### Written instruction:
The records underneath are to be repeated exactly, with the pictures left out.
------
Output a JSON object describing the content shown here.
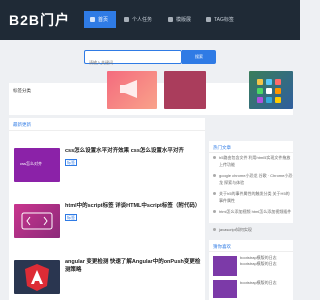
{
  "header": {
    "logo": "B2B门户",
    "nav": [
      {
        "label": "首页",
        "active": true
      },
      {
        "label": "个人任务",
        "active": false
      },
      {
        "label": "模版展",
        "active": false
      },
      {
        "label": "TAG标签",
        "active": false
      }
    ]
  },
  "search": {
    "placeholder": "请输入关键词",
    "button_label": "搜索"
  },
  "recommend": {
    "title": "标签分类"
  },
  "latest": {
    "title": "最新更新",
    "articles": [
      {
        "title": "css怎么设置水平对齐效果 css怎么设置水平对齐",
        "tag": "标签",
        "thumb_color": "#8b22a8",
        "thumb_text": "css怎么对齐"
      },
      {
        "title": "html中的script标签 详谈HTML中script标签（附代码）",
        "tag": "标签",
        "thumb_color": "#b0318e",
        "thumb_text": ""
      },
      {
        "title": "angular 变更检测 快速了解Angular中的onPush变更检测策略",
        "tag": "标签",
        "thumb_color": "#2a3650",
        "thumb_text": ""
      }
    ]
  },
  "hot": {
    "title": "热门文章",
    "items": [
      "h5路由包含文件 利用html5实现文件拖放上传功能",
      "google chrome小恐龙 谷歌 · Chrome小恐龙 探索与体验",
      "关于h5的事件属性的触发分类 关于H5的事件属性",
      "html怎么添加视频 html怎么添加视频插件",
      "javascript如何实现"
    ]
  },
  "tags": {
    "title": "猜你喜欢",
    "items": [
      "bootstrap模版的日志 bootstrap模版的日志",
      "bootstrap模版的日志"
    ]
  },
  "colors": {
    "header_bg": "#1f2a36",
    "accent": "#2f7be5"
  }
}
------
### Full answer:
Output a JSON object describing the content shown here.
{
  "header": {
    "logo": "B2B门户",
    "nav": [
      {
        "label": "首页",
        "active": true
      },
      {
        "label": "个人任务",
        "active": false
      },
      {
        "label": "模版展",
        "active": false
      },
      {
        "label": "TAG标签",
        "active": false
      }
    ]
  },
  "search": {
    "placeholder": "请输入关键词",
    "button_label": "搜索"
  },
  "recommend": {
    "title": "标签分类"
  },
  "latest": {
    "title": "最新更新",
    "articles": [
      {
        "title": "css怎么设置水平对齐效果 css怎么设置水平对齐",
        "tag": "标签",
        "thumb_color": "#8b22a8",
        "thumb_text": "css怎么对齐"
      },
      {
        "title": "html中的script标签 详谈HTML中script标签（附代码）",
        "tag": "标签",
        "thumb_color": "#b0318e",
        "thumb_text": ""
      },
      {
        "title": "angular 变更检测 快速了解Angular中的onPush变更检测策略",
        "tag": "标签",
        "thumb_color": "#2a3650",
        "thumb_text": ""
      }
    ]
  },
  "hot": {
    "title": "热门文章",
    "items": [
      "h5路由包含文件 利用html5实现文件拖放上传功能",
      "google chrome小恐龙 谷歌 · Chrome小恐龙 探索与体验",
      "关于h5的事件属性的触发分类 关于H5的事件属性",
      "html怎么添加视频 html怎么添加视频插件",
      "javascript如何实现"
    ]
  },
  "tags": {
    "title": "猜你喜欢",
    "items": [
      "bootstrap模版的日志 bootstrap模版的日志",
      "bootstrap模版的日志"
    ]
  },
  "colors": {
    "header_bg": "#1f2a36",
    "accent": "#2f7be5"
  }
}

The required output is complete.